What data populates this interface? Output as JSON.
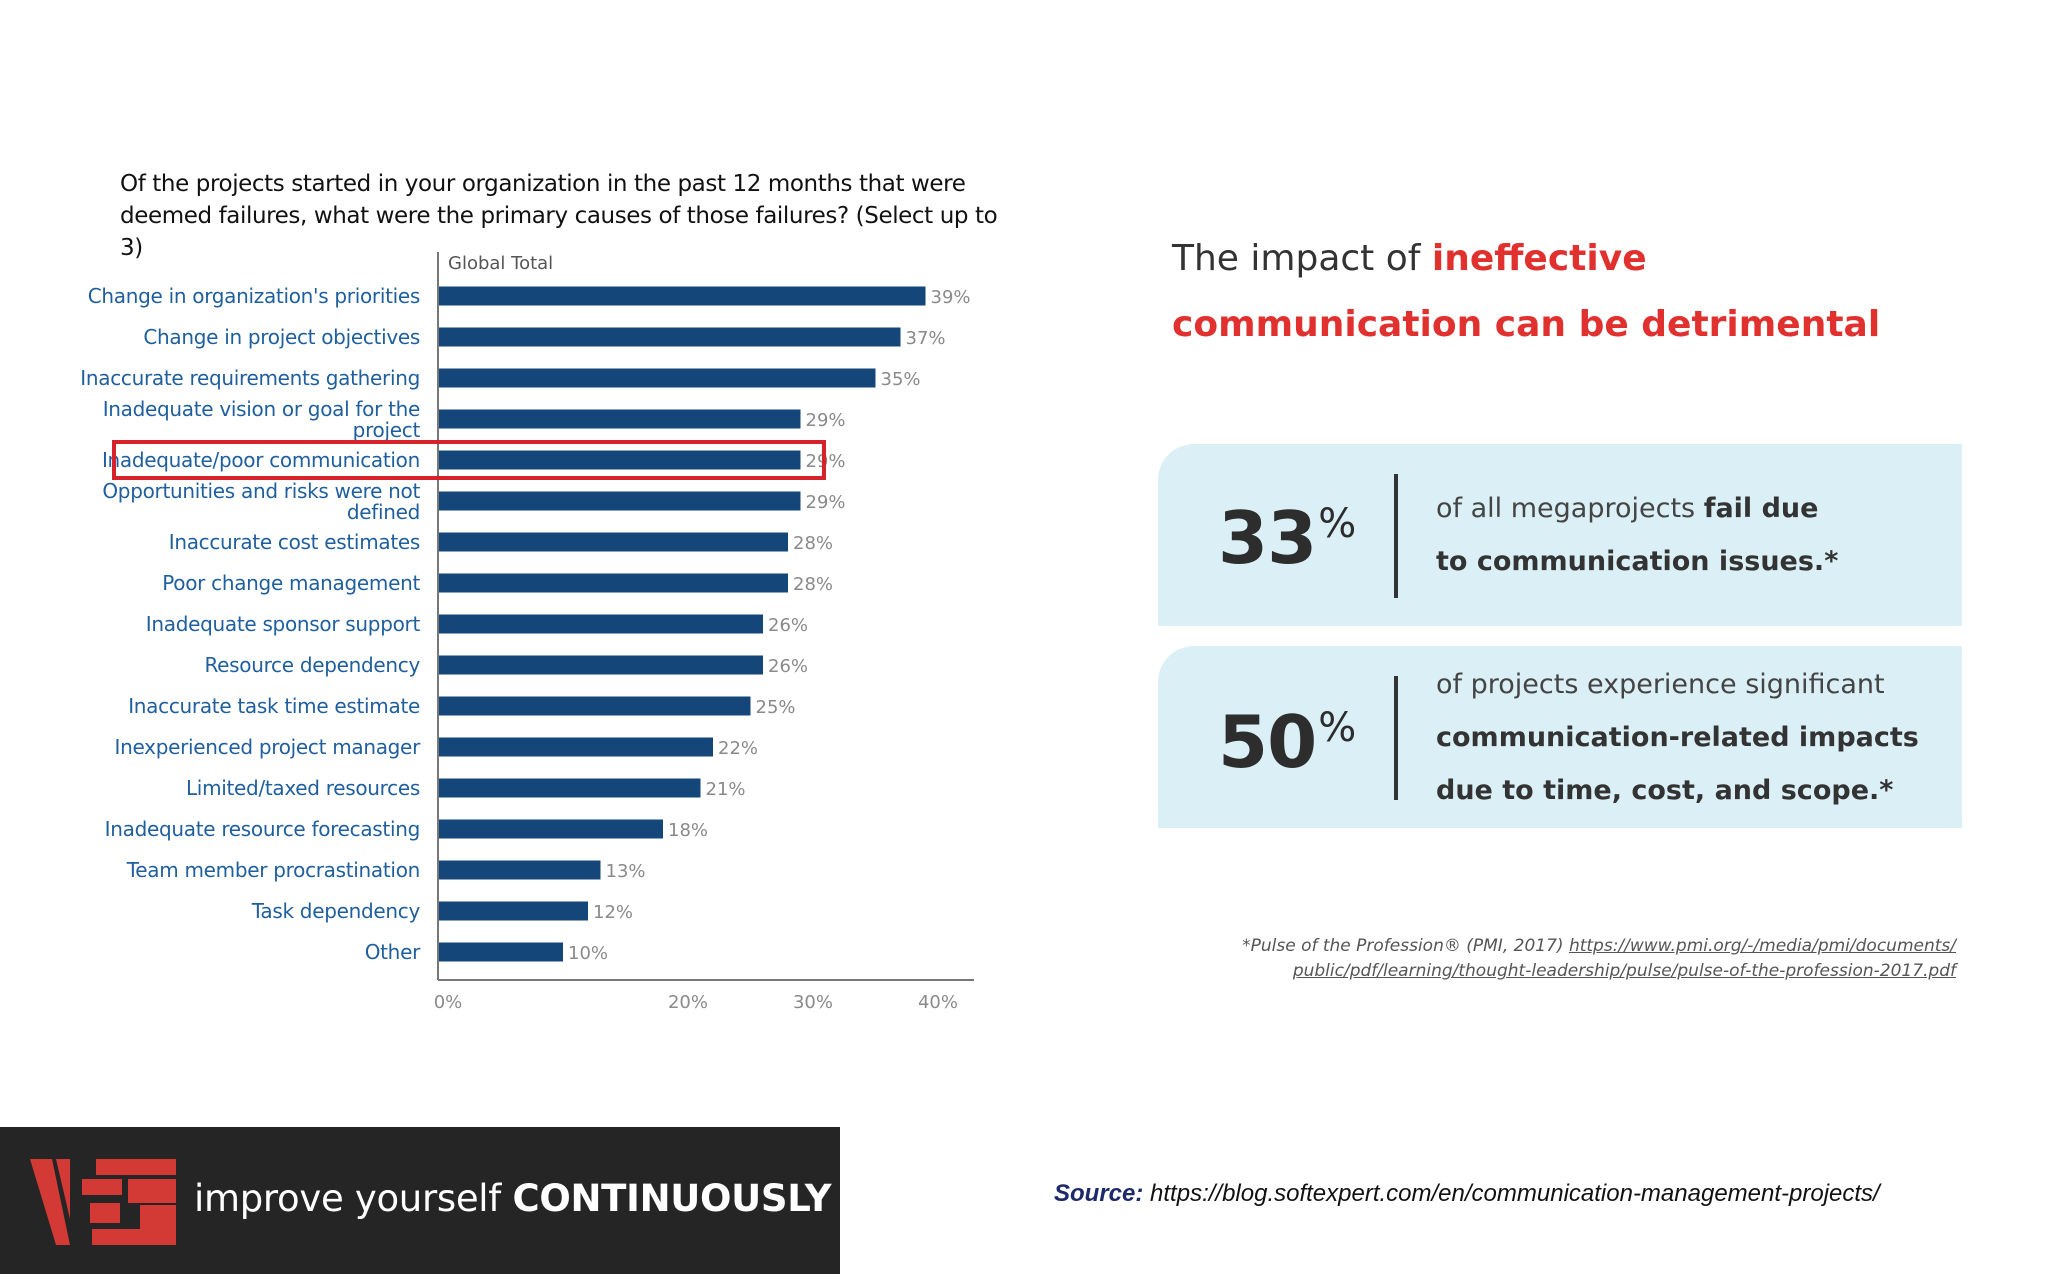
{
  "chart": {
    "question": "Of the projects started in your organization in the past 12 months that were deemed failures, what were the primary causes of those failures? (Select up to 3)"
  },
  "chart_data": {
    "type": "bar",
    "orientation": "horizontal",
    "title": "Of the projects started in your organization in the past 12 months that were deemed failures, what were the primary causes of those failures? (Select up to 3)",
    "series_name": "Global Total",
    "categories": [
      "Change in organization's priorities",
      "Change in project objectives",
      "Inaccurate requirements gathering",
      "Inadequate vision or goal for the project",
      "Inadequate/poor communication",
      "Opportunities and risks were not defined",
      "Inaccurate cost estimates",
      "Poor change management",
      "Inadequate sponsor support",
      "Resource dependency",
      "Inaccurate task time estimate",
      "Inexperienced project manager",
      "Limited/taxed resources",
      "Inadequate resource forecasting",
      "Team member procrastination",
      "Task dependency",
      "Other"
    ],
    "values": [
      39,
      37,
      35,
      29,
      29,
      29,
      28,
      28,
      26,
      26,
      25,
      22,
      21,
      18,
      13,
      12,
      10
    ],
    "value_labels": [
      "39%",
      "37%",
      "35%",
      "29%",
      "29%",
      "29%",
      "28%",
      "28%",
      "26%",
      "26%",
      "25%",
      "22%",
      "21%",
      "18%",
      "13%",
      "12%",
      "10%"
    ],
    "highlighted_category": "Inadequate/poor communication",
    "xlim": [
      0,
      40
    ],
    "xticks": [
      "0%",
      "20%",
      "30%",
      "40%"
    ],
    "xtick_values": [
      0,
      20,
      30,
      40
    ],
    "grid": false,
    "colors": {
      "bar": "#15467a",
      "label": "#1f5f9e",
      "highlight": "#d6232a"
    }
  },
  "impact": {
    "title_prefix": "The impact of ",
    "title_accent_1": "ineffective",
    "title_accent_2": "communication can be detrimental",
    "accent_color": "#e0312f",
    "card_color": "#dbf0f6"
  },
  "stats": [
    {
      "number": "33",
      "unit": "%",
      "lines": [
        {
          "plain": "of all megaprojects ",
          "bold": "fail due"
        },
        {
          "plain": "",
          "bold": "to communication issues.*"
        }
      ]
    },
    {
      "number": "50",
      "unit": "%",
      "lines": [
        {
          "plain": "of projects experience significant",
          "bold": ""
        },
        {
          "plain": "",
          "bold": "communication-related impacts"
        },
        {
          "plain": "",
          "bold": "due to time, cost, and scope.*"
        }
      ]
    }
  ],
  "footnote": {
    "prefix": "*Pulse of the Profession® (PMI, 2017) ",
    "link_line1": "https://www.pmi.org/-/media/pmi/documents/",
    "link_line2": "public/pdf/learning/thought-leadership/pulse/pulse-of-the-profession-2017.pdf"
  },
  "brand": {
    "tagline_plain": "improve yourself ",
    "tagline_bold": "CONTINUOUSLY",
    "logo_icon": "ies-logo-icon",
    "logo_color": "#d33a35",
    "bar_color": "#252525"
  },
  "source": {
    "label": "Source:",
    "url": "https://blog.softexpert.com/en/communication-management-projects/"
  }
}
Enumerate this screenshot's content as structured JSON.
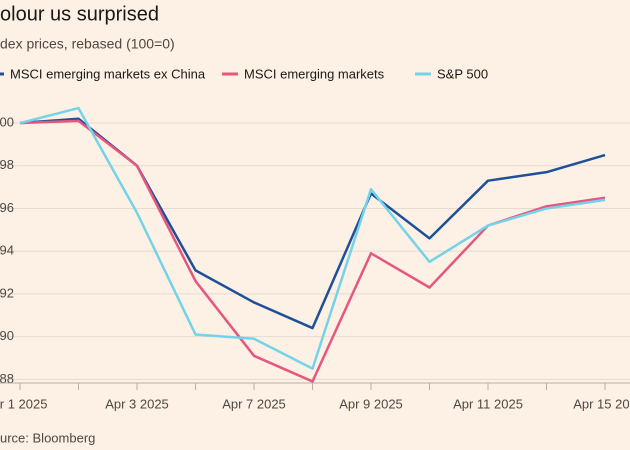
{
  "chart_data": {
    "type": "line",
    "title": "olour us surprised",
    "subtitle": "dex prices, rebased (100=0)",
    "source": "urce: Bloomberg",
    "categories": [
      "pr 1 2025",
      null,
      "Apr 3 2025",
      null,
      "Apr 7 2025",
      null,
      "Apr 9 2025",
      null,
      "Apr 11 2025",
      null,
      "Apr 15 202"
    ],
    "series": [
      {
        "name": "MSCI emerging markets ex China",
        "color": "#1f4f99",
        "values": [
          100,
          100.2,
          98.0,
          93.1,
          91.6,
          90.4,
          96.7,
          94.6,
          97.3,
          97.7,
          98.5
        ]
      },
      {
        "name": "MSCI emerging markets",
        "color": "#e5577f",
        "values": [
          100,
          100.1,
          98.0,
          92.6,
          89.1,
          87.9,
          93.9,
          92.3,
          95.2,
          96.1,
          96.5
        ]
      },
      {
        "name": "S&P 500",
        "color": "#73d3e8",
        "values": [
          100,
          100.7,
          95.8,
          90.1,
          89.9,
          88.5,
          96.9,
          93.5,
          95.2,
          96.0,
          96.4
        ]
      }
    ],
    "ylim": [
      87.5,
      101.5
    ],
    "yticks": [
      {
        "value": 100,
        "label": "00"
      },
      98,
      96,
      94,
      92,
      90,
      88
    ],
    "grid": true
  }
}
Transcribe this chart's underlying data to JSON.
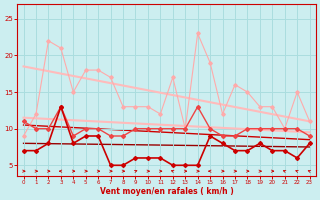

_ _ _ _ _ _ _

» **Problem statement**: Copy all lines from the listing that contain "time".

» **Reply**:
      "Inaccurate task time estimate",
          "bold": "due to time, cost, and scope.*"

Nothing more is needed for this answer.